◆ Dataset extract:
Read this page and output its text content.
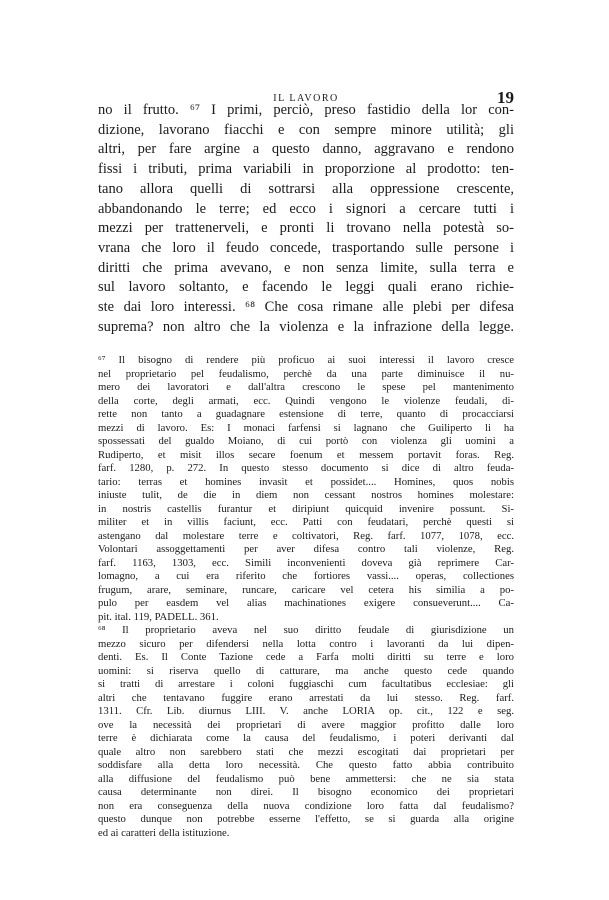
IL LAVORO	19
no il frutto. ⁶⁷ I primi, perciò, preso fastidio della lor con-
dizione, lavorano fiacchi e con sempre minore utilità; gli
altri, per fare argine a questo danno, aggravano e rendono
fissi i tributi, prima variabili in proporzione al prodotto: ten-
tano allora quelli di sottrarsi alla oppressione crescente,
abbandonando le terre; ed ecco i signori a cercare tutti i
mezzi per trattenerveli, e pronti li trovano nella potestà so-
vrana che loro il feudo concede, trasportando sulle persone i
diritti che prima avevano, e non senza limite, sulla terra e
sul lavoro soltanto, e facendo le leggi quali erano richie-
ste dai loro interessi. ⁶⁸ Che cosa rimane alle plebi per difesa
suprema? non altro che la violenza e la infrazione della legge.
⁶⁷ Il bisogno di rendere più proficuo ai suoi interessi il lavoro cresce
nel proprietario pel feudalismo, perchè da una parte diminuisce il nu-
mero dei lavoratori e dall'altra crescono le spese pel mantenimento
della corte, degli armati, ecc. Quindi vengono le violenze feudali, di-
rette non tanto a guadagnare estensione di terre, quanto di procacciarsi
mezzi di lavoro. Es: I monaci farfensi si lagnano che Guiliperto li ha
spossessati del gualdo Moiano, di cui portò con violenza gli uomini a
Rudiperto, et misit illos secare foenum et messem portavit foras. Reg.
farf. 1280, p. 272. In questo stesso documento si dice di altro feuda-
tario: terras et homines invasit et possidet.... Homines, quos nobis
iniuste tulit, de die in diem non cessant nostros homines molestare:
in nostris castellis furantur et diripiunt quicquid invenire possunt. Si-
militer et in villis faciunt, ecc. Patti con feudatari, perchè questi si
astengano dal molestare terre e coltivatori, Reg. farf. 1077, 1078, ecc.
Volontari assoggettamenti per aver difesa contro tali violenze, Reg.
farf. 1163, 1303, ecc. Simili inconvenienti doveva già reprimere Car-
lomagno, a cui era riferito che fortiores vassi.... operas, collectiones
frugum, arare, seminare, runcare, caricare vel cetera his similia a po-
pulo per easdem vel alias machinationes exigere consueverunt.... Ca-
pit. ital. 119, PADELL. 361.
⁶⁸ Il proprietario aveva nel suo diritto feudale di giurisdizione un
mezzo sicuro per difendersi nella lotta contro i lavoranti da lui dipen-
denti. Es. Il Conte Tazione cede a Farfa molti diritti su terre e loro
uomini: si riserva quello di catturare, ma anche questo cede quando
si tratti di arrestare i coloni fuggiaschi cum facultatibus ecclesiae: gli
altri che tentavano fuggire erano arrestati da lui stesso. Reg. farf.
1311. Cfr. Lib. diurnus LIII. V. anche LORIA op. cit., 122 e seg.
ove la necessità dei proprietari di avere maggior profitto dalle loro
terre è dichiarata come la causa del feudalismo, i poteri derivanti dal
quale altro non sarebbero stati che mezzi escogitati dai proprietari per
soddisfare alla detta loro necessità. Che questo fatto abbia contribuito
alla diffusione del feudalismo può bene ammettersi: che ne sia stata
causa determinante non direi. Il bisogno economico dei proprietari
non era conseguenza della nuova condizione loro fatta dal feudalismo?
questo dunque non potrebbe esserne l'effetto, se si guarda alla origine
ed ai caratteri della istituzione.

◆ Written problem:
In the lines above, locate the string "anche". Copy every line where it occurs.

◆ Expected output:
uomini: si riserva quello di catturare, ma anche questo cede quando
1311. Cfr. Lib. diurnus LIII. V. anche LORIA op. cit., 122 e seg.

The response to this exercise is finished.